▶ Problem to work on: Identify the lines bearing the string "Edition" and gather them.

[START Stored rows]

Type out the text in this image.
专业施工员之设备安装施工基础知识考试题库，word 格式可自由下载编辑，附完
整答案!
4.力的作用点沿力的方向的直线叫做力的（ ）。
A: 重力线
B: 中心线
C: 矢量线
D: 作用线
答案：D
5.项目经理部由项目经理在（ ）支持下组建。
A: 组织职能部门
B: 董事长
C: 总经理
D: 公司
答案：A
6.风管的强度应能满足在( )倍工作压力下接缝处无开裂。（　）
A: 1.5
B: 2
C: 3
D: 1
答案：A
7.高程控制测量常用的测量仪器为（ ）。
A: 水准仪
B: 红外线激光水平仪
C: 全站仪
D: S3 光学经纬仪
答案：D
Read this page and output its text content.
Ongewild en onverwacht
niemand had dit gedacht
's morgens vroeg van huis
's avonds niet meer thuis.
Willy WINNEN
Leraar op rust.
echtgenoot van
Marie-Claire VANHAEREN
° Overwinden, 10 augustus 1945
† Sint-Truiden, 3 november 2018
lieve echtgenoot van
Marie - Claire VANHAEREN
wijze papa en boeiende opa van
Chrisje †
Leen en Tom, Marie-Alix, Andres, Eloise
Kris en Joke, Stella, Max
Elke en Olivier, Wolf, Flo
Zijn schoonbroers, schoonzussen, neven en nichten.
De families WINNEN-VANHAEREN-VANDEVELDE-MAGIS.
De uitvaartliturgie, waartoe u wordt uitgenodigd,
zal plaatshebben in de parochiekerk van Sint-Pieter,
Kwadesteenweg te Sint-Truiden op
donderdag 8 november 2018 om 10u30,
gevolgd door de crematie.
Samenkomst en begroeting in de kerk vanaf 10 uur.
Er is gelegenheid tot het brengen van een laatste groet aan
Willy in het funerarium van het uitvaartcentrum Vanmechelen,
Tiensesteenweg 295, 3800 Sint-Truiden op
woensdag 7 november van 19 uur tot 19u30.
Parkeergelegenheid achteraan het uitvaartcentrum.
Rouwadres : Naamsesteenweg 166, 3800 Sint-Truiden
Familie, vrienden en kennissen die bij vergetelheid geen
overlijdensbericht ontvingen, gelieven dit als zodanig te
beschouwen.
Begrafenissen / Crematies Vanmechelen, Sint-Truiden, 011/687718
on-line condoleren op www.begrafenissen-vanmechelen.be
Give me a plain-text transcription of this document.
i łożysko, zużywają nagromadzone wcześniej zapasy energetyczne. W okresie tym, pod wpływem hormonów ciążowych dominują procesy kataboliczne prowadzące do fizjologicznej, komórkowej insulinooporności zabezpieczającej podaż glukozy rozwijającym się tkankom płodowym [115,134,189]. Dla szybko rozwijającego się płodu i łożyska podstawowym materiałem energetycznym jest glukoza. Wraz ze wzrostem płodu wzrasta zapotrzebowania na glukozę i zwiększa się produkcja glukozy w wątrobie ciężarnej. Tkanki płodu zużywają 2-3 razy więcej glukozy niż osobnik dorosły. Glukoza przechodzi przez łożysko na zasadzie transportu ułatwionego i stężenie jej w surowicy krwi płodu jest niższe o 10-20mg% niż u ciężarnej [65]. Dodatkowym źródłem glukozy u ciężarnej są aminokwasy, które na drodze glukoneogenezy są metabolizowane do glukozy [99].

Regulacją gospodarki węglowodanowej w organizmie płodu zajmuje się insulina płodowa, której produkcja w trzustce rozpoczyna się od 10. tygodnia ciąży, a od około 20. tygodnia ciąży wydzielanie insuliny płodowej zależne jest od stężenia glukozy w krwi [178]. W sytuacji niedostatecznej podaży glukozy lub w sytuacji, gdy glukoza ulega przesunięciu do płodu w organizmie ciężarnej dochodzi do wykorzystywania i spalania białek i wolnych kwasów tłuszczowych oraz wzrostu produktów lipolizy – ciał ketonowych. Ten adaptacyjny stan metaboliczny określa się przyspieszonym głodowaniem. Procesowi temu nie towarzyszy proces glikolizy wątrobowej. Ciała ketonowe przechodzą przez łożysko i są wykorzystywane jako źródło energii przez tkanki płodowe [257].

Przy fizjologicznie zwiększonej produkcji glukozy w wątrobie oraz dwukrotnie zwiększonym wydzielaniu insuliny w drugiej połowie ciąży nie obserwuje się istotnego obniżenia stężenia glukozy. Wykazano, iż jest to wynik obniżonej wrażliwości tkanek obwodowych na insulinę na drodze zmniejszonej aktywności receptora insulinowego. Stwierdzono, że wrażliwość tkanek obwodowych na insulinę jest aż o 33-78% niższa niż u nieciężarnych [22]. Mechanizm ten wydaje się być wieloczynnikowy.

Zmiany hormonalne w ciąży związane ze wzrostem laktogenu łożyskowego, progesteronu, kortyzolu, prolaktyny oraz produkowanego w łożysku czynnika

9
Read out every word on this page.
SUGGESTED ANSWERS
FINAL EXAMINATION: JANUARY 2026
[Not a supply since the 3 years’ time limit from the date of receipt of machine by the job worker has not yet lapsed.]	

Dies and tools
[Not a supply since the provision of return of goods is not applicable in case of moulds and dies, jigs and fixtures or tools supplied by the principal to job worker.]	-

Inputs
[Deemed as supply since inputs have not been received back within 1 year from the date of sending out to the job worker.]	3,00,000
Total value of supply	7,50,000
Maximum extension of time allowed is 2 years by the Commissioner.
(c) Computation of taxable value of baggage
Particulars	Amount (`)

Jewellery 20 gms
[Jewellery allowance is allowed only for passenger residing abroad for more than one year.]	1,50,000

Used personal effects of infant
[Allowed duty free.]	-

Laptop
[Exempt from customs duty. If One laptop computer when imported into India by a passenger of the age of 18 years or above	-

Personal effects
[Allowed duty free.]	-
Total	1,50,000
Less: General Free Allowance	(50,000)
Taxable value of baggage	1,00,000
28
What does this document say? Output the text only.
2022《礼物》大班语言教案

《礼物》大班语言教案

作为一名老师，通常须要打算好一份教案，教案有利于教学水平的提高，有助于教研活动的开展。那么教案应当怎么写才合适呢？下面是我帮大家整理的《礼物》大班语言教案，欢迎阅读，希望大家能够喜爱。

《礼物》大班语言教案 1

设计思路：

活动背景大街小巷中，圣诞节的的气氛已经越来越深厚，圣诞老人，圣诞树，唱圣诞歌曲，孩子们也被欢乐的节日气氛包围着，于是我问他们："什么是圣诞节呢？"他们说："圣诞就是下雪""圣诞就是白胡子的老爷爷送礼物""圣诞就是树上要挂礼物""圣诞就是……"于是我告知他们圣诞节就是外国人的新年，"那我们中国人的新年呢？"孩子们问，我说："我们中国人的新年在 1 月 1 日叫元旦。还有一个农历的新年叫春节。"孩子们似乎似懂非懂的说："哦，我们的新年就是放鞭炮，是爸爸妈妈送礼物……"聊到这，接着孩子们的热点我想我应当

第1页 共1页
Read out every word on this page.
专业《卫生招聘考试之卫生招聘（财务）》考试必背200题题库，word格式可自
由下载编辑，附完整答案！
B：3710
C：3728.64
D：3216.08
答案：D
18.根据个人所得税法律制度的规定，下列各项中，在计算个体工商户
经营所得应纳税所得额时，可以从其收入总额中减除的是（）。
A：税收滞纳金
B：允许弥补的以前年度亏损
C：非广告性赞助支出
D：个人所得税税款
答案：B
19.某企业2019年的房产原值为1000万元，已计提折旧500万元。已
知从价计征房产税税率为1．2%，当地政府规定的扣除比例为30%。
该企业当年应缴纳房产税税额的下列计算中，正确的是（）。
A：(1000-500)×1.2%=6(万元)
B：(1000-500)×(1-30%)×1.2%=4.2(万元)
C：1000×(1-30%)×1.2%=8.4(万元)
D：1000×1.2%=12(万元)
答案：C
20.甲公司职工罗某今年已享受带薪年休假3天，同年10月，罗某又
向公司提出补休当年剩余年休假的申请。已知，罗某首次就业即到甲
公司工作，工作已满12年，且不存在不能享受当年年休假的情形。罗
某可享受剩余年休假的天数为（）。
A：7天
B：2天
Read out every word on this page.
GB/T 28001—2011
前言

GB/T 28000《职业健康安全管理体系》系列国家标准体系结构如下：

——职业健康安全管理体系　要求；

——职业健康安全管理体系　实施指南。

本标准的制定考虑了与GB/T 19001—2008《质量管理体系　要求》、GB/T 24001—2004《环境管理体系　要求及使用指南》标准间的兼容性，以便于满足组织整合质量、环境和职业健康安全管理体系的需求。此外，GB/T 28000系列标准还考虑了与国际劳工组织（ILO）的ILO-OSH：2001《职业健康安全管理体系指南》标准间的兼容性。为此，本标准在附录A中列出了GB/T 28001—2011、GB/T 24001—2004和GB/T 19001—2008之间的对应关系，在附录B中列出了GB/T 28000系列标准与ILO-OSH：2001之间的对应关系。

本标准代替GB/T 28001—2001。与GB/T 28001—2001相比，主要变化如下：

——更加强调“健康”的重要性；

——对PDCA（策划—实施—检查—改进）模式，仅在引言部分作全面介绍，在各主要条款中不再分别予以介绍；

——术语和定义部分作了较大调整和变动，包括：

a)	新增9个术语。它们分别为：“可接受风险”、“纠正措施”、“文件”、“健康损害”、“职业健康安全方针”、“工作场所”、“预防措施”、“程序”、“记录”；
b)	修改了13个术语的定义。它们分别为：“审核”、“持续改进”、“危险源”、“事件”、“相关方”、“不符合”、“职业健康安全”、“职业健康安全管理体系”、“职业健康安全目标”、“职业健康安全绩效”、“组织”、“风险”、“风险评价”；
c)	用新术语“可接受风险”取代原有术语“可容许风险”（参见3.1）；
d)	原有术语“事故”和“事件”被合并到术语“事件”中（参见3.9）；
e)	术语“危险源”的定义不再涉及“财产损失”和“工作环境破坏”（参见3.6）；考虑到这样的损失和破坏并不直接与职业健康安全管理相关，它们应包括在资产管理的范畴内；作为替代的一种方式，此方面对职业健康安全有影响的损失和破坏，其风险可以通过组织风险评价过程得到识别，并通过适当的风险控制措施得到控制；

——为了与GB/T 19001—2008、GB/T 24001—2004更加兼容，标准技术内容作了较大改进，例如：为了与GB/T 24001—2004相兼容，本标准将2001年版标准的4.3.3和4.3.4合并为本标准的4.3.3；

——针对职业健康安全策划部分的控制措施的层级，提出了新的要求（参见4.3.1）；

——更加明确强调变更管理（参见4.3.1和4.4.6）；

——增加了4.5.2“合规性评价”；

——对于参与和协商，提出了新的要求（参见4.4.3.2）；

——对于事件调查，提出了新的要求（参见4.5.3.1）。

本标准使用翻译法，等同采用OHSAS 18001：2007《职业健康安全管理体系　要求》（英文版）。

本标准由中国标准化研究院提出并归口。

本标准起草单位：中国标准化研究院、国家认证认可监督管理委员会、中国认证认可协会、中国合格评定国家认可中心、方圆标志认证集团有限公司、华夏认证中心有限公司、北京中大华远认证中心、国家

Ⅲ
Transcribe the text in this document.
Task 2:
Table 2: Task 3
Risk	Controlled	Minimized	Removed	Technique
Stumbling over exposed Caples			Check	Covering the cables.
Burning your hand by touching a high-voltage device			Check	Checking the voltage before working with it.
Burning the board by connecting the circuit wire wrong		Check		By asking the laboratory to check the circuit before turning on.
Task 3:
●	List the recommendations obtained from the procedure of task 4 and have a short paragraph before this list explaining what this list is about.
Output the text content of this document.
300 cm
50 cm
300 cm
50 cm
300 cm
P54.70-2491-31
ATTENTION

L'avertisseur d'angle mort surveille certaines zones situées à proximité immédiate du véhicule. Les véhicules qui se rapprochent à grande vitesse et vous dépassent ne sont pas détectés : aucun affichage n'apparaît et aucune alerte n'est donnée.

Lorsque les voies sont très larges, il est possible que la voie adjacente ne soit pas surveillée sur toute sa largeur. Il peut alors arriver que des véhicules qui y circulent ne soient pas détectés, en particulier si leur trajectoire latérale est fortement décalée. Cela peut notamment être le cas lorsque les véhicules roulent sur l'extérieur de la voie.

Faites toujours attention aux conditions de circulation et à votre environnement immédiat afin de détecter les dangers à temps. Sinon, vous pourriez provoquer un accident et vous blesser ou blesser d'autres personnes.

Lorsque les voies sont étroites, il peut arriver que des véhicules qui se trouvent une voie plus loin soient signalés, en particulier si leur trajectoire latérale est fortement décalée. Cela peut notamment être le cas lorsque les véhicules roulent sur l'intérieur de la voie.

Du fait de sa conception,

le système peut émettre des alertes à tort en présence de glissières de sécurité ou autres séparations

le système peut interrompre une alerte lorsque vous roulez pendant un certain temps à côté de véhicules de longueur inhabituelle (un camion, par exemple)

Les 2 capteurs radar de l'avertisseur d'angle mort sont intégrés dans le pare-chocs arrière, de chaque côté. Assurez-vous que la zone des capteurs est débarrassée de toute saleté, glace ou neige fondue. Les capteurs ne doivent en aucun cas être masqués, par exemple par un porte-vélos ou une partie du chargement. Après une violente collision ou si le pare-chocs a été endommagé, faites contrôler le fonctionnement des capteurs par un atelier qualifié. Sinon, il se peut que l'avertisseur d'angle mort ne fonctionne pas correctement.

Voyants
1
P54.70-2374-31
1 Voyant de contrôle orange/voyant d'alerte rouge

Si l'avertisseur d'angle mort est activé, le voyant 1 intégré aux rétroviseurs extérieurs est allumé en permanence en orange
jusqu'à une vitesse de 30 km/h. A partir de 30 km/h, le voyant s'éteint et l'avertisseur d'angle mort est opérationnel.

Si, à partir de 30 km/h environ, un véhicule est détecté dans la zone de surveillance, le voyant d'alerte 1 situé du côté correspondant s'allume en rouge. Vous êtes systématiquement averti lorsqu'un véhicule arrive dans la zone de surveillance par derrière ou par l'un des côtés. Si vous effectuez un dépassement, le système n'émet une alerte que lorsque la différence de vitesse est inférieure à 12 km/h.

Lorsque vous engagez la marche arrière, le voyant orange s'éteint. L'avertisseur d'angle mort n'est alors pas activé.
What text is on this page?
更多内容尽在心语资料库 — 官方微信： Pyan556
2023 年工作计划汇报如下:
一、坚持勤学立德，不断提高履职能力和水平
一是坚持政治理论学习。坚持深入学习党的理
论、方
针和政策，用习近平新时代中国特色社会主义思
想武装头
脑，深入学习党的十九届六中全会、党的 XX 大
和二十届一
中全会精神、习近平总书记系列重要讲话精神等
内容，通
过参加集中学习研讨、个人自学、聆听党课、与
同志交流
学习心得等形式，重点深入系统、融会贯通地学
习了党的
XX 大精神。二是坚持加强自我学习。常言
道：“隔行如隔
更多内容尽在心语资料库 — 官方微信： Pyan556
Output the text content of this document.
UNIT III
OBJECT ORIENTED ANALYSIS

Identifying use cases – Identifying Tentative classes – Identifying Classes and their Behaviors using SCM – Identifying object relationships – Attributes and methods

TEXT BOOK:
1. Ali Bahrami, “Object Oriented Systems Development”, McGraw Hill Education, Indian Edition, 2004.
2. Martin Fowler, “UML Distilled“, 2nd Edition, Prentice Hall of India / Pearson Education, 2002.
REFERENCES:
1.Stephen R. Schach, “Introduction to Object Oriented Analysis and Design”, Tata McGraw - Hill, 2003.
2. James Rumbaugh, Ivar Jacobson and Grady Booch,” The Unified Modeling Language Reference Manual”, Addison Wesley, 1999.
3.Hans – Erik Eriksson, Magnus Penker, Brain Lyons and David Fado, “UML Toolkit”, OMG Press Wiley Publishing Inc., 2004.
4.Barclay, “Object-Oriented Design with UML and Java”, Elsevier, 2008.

[END Stored rows]

▶ Solved exercise:
1. Ali Bahrami, “Object Oriented Systems Development”, McGraw Hill Education, Indian Edition, 2004.
2. Martin Fowler, “UML Distilled“, 2nd Edition, Prentice Hall of India / Pearson Education, 2002.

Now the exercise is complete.